**What this task involves:**
For each line below that contains the string "promiscuous", copy that line.

Dataset records
◆ ◆ ◆
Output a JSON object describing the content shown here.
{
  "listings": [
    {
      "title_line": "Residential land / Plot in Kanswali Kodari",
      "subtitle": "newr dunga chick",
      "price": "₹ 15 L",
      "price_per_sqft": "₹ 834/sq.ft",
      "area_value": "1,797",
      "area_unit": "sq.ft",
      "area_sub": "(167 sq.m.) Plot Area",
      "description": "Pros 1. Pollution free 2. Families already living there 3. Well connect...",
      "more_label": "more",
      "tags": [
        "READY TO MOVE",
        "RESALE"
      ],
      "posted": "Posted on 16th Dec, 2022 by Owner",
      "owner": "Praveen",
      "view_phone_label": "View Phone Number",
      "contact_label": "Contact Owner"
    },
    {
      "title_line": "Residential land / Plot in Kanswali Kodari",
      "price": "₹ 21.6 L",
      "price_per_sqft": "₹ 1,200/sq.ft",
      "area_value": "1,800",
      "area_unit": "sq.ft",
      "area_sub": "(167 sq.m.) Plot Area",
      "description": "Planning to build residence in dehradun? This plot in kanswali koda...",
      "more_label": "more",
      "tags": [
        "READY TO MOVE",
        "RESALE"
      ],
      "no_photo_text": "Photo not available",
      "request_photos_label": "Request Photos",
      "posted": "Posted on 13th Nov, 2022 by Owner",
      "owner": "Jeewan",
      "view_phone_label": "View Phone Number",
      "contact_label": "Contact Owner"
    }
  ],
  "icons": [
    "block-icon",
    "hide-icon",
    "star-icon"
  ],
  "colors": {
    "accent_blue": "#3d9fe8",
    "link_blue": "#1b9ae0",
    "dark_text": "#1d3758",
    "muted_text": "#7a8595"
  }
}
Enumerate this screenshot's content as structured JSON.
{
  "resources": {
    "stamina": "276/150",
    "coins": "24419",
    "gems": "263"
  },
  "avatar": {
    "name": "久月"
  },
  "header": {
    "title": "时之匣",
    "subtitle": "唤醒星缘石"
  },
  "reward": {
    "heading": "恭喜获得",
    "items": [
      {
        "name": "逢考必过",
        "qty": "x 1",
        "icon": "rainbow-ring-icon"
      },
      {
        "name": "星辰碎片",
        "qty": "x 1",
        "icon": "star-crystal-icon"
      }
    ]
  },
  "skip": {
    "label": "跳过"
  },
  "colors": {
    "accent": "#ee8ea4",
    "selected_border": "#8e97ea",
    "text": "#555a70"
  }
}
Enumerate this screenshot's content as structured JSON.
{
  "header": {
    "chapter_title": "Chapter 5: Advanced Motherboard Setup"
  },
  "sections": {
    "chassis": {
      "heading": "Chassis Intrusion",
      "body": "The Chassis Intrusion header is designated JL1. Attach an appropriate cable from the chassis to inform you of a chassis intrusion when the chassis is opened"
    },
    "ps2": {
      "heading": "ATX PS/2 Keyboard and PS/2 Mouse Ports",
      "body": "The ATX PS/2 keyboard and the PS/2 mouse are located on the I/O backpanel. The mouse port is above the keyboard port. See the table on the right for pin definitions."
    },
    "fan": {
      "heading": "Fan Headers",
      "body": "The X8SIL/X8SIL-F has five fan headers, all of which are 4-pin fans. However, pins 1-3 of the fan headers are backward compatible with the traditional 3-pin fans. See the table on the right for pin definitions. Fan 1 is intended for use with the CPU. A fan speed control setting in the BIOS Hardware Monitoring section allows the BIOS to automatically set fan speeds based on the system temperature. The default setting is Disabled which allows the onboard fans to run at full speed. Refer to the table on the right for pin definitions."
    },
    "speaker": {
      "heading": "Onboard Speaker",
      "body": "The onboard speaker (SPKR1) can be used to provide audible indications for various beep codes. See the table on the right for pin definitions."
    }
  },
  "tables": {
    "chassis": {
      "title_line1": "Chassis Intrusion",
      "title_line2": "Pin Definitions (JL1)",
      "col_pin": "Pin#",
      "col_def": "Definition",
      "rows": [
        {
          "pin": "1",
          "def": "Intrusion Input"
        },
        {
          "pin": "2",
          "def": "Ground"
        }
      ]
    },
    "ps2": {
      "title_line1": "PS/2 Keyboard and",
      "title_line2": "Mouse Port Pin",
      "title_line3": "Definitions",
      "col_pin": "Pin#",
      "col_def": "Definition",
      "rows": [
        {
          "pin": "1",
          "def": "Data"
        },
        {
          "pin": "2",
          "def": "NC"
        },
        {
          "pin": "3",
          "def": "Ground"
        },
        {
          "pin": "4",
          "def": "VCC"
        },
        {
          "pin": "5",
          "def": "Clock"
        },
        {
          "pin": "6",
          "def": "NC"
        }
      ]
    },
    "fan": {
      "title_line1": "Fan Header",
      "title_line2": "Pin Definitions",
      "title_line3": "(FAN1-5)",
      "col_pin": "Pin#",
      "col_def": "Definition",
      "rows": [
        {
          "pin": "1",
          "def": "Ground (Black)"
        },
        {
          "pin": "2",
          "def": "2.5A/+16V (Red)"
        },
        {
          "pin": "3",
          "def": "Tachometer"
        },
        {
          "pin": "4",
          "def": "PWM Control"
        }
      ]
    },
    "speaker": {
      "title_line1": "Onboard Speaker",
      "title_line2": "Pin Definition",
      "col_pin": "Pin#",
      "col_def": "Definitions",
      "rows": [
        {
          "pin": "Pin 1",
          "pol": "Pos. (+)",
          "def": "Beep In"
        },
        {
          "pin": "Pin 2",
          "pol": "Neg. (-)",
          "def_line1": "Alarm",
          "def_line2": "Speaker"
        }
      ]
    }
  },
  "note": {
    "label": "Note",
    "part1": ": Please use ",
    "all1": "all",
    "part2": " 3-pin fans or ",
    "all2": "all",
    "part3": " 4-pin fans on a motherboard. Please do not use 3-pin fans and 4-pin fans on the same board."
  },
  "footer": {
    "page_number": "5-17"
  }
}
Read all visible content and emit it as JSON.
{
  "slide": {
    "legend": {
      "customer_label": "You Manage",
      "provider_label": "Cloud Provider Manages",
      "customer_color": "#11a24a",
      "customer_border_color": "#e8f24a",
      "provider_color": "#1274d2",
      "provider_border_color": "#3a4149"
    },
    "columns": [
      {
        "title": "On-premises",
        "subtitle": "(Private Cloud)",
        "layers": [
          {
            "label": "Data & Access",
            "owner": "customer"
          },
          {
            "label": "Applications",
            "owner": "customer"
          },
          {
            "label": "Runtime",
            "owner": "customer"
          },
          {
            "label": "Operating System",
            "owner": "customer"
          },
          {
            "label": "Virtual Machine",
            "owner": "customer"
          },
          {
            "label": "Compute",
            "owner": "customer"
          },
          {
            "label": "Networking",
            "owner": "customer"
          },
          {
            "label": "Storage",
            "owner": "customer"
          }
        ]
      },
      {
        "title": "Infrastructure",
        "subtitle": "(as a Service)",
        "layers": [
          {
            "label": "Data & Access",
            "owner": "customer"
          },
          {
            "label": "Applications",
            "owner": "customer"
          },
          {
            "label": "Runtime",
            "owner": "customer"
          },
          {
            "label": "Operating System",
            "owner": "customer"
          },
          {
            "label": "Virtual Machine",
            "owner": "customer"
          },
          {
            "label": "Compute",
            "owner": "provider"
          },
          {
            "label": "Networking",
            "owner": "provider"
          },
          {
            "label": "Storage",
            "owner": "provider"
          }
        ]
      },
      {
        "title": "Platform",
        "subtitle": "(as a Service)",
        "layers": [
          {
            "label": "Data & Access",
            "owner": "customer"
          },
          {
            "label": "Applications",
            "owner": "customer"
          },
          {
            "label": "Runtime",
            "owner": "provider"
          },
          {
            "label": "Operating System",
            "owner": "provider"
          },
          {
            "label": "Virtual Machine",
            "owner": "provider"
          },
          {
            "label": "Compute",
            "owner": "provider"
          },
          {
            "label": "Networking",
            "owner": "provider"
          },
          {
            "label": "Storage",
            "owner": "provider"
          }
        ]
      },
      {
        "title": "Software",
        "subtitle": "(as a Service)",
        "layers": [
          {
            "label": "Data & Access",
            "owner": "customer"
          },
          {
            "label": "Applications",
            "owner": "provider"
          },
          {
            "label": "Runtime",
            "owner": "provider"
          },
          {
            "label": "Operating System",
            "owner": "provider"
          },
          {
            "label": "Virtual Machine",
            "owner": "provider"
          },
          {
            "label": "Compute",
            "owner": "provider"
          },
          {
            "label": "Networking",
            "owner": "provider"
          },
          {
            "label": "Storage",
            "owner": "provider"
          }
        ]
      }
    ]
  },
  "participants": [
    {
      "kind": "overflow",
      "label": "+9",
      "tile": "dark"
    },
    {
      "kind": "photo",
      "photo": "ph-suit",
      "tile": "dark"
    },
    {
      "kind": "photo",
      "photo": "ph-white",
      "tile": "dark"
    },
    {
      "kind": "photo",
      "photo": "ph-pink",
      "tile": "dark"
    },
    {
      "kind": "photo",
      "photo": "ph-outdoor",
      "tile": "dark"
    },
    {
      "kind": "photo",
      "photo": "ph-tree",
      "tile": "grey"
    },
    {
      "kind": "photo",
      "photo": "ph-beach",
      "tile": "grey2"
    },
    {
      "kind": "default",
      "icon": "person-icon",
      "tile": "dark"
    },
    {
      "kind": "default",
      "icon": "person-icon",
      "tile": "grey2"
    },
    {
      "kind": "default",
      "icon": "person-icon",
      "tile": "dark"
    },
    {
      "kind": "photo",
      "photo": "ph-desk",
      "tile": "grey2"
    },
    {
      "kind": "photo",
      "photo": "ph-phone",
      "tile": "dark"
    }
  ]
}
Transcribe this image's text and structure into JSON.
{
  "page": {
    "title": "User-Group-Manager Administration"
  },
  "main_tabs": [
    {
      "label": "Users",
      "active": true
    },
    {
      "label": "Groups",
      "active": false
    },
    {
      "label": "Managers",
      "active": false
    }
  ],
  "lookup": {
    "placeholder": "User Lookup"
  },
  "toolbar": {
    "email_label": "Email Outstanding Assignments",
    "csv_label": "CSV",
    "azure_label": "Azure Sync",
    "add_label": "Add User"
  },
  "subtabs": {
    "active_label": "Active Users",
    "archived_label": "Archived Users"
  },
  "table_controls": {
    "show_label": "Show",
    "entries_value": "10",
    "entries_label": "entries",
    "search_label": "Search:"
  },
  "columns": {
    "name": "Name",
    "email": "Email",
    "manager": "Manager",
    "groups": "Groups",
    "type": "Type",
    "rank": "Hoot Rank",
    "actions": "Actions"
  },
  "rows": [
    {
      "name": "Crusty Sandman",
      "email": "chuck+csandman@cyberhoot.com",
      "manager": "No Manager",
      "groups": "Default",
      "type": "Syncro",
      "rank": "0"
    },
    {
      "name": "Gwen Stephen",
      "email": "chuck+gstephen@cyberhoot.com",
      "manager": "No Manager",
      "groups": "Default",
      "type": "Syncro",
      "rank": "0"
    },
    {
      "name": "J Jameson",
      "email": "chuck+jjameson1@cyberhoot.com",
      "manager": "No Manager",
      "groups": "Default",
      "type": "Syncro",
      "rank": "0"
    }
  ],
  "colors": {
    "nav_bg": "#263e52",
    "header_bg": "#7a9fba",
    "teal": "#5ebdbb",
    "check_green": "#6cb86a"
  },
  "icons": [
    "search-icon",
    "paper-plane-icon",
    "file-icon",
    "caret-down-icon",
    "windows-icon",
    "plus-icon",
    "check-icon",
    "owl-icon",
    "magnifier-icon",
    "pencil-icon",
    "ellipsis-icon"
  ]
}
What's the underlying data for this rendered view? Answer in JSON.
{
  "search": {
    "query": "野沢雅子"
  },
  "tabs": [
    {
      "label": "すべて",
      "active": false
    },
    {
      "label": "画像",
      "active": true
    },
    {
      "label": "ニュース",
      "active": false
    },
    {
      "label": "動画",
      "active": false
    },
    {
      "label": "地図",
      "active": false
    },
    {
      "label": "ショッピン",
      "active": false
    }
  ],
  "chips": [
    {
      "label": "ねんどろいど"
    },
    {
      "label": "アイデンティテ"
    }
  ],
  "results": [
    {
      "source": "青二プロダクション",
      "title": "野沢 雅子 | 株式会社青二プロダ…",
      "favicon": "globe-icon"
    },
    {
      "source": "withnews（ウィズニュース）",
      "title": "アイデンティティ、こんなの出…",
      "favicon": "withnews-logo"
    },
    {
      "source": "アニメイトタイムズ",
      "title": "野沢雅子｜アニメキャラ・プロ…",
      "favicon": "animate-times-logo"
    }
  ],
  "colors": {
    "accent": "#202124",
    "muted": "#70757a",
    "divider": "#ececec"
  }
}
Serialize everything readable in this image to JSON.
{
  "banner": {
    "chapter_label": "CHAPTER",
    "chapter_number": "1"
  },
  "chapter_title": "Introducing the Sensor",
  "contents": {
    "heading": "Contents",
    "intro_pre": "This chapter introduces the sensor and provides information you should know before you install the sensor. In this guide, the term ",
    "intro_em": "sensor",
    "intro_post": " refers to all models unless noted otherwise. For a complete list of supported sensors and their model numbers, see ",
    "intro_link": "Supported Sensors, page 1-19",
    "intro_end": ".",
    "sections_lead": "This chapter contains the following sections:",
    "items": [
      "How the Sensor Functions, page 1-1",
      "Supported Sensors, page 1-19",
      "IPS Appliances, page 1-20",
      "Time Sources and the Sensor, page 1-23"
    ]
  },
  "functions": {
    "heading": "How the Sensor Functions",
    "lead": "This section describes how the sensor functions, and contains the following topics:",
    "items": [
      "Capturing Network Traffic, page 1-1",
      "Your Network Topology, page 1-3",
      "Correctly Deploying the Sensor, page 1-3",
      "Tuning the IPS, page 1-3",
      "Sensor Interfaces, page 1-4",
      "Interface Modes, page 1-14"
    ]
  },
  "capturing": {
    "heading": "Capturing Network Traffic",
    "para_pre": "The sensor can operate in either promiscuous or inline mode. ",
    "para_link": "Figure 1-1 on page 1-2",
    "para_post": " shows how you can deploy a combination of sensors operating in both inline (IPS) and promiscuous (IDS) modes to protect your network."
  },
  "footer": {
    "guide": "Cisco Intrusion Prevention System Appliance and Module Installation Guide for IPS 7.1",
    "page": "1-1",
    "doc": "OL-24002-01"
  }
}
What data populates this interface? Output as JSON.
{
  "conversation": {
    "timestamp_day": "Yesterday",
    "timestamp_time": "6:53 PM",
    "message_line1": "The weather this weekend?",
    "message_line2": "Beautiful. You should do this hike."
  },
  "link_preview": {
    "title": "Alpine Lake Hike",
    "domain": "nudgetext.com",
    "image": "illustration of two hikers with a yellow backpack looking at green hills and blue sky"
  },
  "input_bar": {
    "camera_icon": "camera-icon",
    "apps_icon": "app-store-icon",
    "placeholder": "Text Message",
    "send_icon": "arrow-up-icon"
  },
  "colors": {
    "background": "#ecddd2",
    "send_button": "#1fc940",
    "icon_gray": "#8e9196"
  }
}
◆ ◆ ◆
**Output:**
    "para_pre": "The sensor can operate in either promiscuous or inline mode. ",
    "para_post": " shows how you can deploy a combination of sensors operating in both inline (IPS) and promiscuous (IDS) modes to protect your network."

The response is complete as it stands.